*SUPPLIED DATA*
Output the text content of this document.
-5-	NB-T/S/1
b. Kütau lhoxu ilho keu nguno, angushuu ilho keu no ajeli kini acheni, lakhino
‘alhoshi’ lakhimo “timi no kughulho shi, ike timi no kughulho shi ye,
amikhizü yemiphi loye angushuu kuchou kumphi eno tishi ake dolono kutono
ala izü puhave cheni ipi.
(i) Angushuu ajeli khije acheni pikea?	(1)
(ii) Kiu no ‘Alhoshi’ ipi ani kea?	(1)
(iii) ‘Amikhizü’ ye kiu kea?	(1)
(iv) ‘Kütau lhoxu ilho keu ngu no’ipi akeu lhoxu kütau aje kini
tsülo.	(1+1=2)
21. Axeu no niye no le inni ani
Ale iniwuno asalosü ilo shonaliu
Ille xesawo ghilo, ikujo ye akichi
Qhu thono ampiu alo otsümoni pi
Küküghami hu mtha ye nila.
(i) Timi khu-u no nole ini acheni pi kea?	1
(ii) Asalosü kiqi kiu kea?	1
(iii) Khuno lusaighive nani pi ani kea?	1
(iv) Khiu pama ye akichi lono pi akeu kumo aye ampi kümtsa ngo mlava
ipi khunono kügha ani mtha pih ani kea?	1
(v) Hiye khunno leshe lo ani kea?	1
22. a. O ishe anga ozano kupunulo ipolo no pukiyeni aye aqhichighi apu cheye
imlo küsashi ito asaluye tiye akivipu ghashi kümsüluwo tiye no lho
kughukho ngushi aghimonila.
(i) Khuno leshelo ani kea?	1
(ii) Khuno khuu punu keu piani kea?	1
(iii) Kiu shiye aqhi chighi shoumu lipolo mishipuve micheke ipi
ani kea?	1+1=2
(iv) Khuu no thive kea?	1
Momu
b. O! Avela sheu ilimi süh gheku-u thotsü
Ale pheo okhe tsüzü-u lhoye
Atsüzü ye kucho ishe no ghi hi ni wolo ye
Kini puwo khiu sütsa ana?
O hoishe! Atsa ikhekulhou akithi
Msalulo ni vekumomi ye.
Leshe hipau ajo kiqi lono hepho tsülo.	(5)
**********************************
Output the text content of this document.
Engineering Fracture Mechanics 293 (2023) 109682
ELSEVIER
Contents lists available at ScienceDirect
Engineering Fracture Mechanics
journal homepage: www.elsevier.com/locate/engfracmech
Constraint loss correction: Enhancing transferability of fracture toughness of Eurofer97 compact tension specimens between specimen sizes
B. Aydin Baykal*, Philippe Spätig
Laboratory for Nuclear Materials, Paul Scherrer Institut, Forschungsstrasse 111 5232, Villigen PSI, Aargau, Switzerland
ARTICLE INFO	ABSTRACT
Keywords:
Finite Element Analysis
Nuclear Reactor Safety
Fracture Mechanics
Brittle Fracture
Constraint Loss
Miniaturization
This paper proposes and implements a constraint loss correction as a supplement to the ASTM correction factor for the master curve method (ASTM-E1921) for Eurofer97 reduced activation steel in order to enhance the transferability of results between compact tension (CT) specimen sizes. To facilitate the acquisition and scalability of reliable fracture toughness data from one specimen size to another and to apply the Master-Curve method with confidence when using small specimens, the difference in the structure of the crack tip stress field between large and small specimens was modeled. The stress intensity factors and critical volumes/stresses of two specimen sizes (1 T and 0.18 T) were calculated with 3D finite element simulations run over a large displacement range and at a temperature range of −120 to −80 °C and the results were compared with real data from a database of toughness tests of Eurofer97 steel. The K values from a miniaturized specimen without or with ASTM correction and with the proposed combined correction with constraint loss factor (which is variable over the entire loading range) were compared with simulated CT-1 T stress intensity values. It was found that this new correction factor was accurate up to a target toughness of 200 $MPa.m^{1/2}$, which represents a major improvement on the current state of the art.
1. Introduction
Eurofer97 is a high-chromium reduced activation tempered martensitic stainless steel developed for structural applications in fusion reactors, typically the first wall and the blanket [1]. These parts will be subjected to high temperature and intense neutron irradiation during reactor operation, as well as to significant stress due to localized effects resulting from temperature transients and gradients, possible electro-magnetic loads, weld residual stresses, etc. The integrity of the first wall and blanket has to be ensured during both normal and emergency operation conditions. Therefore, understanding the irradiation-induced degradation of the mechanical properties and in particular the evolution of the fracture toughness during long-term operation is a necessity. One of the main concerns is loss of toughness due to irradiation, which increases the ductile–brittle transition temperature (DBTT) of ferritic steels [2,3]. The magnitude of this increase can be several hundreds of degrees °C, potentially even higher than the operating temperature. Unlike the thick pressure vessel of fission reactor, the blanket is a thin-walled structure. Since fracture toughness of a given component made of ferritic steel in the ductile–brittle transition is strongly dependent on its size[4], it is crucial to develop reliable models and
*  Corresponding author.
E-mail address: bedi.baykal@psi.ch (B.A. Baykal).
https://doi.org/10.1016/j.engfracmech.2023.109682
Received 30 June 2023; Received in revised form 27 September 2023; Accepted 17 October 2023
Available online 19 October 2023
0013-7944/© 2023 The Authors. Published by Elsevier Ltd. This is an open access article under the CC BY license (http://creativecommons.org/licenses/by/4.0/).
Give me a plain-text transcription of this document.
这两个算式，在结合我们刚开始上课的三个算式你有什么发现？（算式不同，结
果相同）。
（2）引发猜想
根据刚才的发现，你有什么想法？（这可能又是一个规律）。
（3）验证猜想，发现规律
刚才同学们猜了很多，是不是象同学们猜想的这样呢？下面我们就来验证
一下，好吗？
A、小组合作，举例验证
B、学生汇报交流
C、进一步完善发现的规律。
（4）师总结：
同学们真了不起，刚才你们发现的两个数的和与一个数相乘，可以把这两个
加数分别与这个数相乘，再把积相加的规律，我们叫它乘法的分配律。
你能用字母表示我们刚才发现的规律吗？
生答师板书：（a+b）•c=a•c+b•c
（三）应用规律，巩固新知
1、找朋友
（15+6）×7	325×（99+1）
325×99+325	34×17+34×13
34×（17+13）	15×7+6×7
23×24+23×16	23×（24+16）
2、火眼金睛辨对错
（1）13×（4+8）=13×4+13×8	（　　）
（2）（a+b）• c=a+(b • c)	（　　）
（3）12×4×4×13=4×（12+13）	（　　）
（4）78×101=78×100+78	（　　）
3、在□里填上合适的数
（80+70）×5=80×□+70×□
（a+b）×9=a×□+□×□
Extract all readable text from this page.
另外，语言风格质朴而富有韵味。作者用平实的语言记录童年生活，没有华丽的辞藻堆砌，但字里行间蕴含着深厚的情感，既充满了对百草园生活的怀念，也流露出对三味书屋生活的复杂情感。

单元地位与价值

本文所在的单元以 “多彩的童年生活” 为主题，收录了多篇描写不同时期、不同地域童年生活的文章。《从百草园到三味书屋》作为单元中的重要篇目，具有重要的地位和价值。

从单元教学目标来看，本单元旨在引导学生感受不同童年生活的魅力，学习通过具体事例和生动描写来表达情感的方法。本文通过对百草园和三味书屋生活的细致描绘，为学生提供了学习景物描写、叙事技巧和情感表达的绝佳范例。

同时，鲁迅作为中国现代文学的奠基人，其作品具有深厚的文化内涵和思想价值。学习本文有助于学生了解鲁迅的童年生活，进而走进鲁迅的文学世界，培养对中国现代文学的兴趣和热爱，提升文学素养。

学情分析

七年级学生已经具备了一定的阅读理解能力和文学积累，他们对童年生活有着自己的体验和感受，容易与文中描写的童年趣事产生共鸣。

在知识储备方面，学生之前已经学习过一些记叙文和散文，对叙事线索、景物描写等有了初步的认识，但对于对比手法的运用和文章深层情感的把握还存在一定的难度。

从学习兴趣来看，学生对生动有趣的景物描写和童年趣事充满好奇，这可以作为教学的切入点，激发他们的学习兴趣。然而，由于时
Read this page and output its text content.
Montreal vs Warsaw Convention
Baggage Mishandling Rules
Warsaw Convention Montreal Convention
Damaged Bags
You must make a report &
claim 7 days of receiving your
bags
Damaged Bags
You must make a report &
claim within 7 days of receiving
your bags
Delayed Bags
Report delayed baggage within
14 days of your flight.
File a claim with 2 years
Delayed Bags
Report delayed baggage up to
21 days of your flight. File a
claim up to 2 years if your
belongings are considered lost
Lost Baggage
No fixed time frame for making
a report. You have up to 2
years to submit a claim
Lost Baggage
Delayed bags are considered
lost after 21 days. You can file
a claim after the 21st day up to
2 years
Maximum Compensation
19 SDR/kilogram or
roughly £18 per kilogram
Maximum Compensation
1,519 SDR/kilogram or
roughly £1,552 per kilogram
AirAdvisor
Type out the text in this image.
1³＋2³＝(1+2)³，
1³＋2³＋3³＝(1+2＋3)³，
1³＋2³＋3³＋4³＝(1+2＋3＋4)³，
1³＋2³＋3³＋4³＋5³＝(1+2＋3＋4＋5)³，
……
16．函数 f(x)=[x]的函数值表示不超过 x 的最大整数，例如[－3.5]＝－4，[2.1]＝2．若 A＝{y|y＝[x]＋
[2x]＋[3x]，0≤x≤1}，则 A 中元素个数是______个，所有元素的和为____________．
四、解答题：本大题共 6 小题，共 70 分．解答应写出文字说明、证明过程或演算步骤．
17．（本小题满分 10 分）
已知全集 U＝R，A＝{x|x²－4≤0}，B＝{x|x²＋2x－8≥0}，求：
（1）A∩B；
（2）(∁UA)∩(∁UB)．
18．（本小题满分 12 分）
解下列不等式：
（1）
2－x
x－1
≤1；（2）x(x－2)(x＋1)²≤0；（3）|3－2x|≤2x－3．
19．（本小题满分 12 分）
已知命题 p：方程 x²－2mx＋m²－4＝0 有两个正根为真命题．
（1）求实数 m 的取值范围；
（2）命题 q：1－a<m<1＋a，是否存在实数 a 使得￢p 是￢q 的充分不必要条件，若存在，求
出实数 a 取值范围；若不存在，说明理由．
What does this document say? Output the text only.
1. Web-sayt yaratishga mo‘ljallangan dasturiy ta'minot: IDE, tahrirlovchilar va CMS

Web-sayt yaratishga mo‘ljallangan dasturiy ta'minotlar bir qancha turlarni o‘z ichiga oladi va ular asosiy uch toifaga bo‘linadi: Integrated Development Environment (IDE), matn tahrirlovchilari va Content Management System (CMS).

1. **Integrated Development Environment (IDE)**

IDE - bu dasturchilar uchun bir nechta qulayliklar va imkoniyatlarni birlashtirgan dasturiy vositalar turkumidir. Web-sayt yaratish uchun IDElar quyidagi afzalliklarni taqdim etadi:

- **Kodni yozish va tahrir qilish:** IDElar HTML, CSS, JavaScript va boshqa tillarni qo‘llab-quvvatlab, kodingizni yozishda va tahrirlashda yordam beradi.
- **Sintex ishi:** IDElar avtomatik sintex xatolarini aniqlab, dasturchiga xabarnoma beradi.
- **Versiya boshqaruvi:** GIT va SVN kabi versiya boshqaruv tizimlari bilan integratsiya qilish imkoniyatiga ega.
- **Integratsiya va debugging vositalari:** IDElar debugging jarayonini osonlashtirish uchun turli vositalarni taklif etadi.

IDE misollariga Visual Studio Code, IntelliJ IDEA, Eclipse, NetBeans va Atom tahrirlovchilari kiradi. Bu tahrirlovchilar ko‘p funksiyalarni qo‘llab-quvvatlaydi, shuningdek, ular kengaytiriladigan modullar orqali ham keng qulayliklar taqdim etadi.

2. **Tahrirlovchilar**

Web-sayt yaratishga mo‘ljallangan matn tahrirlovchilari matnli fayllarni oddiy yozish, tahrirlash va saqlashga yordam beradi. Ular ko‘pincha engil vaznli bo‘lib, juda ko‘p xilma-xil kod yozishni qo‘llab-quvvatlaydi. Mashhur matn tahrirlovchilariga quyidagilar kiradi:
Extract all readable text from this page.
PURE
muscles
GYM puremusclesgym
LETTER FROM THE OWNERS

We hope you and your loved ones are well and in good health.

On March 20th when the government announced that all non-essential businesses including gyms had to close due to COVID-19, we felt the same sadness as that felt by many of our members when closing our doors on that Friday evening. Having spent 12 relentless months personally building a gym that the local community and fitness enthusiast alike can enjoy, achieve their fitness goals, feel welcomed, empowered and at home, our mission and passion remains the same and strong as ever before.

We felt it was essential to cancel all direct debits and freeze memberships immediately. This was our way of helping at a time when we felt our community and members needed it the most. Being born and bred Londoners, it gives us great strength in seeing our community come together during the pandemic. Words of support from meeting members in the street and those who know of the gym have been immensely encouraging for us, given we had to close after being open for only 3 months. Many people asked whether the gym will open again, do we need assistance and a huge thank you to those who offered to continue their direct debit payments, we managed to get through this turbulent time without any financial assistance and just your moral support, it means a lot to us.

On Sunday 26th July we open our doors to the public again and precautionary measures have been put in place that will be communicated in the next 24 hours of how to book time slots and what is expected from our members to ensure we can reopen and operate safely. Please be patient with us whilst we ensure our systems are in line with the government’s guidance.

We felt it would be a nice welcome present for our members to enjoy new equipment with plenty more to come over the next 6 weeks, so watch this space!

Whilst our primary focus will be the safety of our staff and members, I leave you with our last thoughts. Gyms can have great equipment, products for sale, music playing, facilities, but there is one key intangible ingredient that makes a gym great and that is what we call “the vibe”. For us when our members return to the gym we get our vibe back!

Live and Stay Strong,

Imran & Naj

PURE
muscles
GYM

*TASK GOAL*
Gather all lines from the records above in which "claim" appears.

*WORKED SOLUTION*
claim 7 days of receiving your
claim within 7 days of receiving
File a claim with 2 years
claim up to 2 years if your
years to submit a claim
a claim after the 21st day up to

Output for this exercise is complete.